DIRECTION = From the listing below, pull out all lines with "title" in them.

──────── DATA TO PROCESS

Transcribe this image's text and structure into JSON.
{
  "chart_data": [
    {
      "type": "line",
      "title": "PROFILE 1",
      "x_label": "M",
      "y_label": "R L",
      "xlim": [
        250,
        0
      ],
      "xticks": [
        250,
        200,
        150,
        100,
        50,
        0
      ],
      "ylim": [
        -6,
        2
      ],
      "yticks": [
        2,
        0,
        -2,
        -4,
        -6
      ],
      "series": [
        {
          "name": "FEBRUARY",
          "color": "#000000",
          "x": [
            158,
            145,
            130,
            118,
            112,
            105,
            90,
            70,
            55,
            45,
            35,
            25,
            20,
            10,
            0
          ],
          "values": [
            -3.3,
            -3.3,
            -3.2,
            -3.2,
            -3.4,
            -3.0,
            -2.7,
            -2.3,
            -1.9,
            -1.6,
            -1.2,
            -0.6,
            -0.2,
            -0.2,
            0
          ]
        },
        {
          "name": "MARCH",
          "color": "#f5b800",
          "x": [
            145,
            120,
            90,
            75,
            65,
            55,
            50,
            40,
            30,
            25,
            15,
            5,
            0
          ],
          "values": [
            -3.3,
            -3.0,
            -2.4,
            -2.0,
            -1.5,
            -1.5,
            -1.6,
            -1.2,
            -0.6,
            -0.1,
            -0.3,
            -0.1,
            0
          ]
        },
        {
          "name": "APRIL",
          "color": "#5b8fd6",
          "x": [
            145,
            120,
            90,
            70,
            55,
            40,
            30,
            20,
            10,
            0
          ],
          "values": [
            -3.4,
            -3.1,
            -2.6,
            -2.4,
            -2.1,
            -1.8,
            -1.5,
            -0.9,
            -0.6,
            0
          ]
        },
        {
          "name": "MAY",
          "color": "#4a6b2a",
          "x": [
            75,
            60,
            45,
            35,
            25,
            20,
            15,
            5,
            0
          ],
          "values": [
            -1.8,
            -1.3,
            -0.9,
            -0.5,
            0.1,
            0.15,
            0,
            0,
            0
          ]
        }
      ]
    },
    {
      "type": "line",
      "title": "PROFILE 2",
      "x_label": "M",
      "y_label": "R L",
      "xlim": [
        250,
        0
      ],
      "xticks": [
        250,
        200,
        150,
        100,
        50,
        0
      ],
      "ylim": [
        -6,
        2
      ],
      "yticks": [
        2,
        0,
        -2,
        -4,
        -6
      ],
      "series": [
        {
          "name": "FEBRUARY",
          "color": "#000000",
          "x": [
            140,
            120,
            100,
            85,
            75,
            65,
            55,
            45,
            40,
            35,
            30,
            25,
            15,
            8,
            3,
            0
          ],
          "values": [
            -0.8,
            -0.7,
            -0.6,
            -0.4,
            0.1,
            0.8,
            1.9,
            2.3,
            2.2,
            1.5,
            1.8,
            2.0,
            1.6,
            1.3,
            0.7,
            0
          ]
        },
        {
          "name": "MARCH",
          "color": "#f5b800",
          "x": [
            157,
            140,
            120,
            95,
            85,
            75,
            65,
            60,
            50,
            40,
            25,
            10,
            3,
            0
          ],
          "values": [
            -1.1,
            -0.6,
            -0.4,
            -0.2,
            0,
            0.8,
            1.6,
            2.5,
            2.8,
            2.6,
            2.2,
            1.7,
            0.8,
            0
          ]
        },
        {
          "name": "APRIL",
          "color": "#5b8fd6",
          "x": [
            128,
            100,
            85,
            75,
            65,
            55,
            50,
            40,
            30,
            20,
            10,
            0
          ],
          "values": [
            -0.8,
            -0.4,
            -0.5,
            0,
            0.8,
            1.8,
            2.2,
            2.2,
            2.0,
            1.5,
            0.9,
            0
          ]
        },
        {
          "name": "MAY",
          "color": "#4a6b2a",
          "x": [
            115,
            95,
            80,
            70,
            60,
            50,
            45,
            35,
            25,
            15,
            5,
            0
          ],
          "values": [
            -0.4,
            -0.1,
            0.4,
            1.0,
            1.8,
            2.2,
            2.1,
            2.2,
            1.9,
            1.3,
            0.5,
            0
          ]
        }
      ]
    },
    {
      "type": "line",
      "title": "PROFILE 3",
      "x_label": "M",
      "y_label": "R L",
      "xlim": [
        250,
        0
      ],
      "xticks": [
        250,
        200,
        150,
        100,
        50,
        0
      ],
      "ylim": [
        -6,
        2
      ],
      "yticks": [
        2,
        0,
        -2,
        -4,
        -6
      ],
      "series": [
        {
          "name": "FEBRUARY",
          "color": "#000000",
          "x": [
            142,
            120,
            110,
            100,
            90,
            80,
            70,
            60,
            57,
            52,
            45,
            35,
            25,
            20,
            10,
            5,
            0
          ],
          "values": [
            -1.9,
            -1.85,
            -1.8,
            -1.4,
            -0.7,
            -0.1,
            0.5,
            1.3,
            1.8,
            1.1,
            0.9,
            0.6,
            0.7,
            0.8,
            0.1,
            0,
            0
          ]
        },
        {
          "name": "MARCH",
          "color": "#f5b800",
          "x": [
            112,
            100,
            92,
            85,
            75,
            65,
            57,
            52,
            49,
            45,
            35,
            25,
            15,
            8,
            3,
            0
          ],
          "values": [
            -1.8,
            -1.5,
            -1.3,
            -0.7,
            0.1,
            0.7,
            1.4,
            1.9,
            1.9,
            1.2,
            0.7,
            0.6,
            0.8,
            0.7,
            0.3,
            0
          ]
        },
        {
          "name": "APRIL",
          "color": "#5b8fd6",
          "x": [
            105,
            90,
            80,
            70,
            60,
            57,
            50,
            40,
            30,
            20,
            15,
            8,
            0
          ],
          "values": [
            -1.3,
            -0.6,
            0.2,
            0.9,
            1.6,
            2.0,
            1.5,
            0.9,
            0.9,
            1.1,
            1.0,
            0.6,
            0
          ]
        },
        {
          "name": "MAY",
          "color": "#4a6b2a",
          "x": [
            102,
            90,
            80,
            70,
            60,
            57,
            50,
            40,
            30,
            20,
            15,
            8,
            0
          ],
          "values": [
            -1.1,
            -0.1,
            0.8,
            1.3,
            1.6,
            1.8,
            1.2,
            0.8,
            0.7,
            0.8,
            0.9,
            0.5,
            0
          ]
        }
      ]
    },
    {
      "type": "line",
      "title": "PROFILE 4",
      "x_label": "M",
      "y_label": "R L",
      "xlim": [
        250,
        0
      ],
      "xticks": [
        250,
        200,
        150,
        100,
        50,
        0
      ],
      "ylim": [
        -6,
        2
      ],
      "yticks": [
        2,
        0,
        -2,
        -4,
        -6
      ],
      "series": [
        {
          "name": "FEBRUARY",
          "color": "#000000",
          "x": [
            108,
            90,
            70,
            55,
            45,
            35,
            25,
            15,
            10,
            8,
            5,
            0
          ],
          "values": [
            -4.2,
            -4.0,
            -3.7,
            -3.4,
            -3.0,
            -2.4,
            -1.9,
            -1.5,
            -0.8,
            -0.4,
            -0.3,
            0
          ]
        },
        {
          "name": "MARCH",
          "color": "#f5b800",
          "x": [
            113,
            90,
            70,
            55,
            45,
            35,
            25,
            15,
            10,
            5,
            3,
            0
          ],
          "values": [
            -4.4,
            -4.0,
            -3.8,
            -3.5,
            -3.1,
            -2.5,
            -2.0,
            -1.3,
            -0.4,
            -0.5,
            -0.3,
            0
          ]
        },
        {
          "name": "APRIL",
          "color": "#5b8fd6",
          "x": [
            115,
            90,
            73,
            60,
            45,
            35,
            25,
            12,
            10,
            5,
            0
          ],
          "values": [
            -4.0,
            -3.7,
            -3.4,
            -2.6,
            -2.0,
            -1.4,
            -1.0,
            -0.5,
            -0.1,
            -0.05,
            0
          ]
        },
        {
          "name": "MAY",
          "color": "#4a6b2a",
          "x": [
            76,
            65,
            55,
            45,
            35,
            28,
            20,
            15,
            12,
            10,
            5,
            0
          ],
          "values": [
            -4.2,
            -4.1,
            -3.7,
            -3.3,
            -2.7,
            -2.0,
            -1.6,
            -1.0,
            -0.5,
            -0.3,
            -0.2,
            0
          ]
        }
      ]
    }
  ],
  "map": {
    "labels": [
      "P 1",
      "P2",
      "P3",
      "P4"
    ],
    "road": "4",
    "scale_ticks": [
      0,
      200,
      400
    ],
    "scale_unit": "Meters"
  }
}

────────────────

FULL OUTPUT =
      "title": "PROFILE 1",
      "title": "PROFILE 2",
      "title": "PROFILE 3",
      "title": "PROFILE 4",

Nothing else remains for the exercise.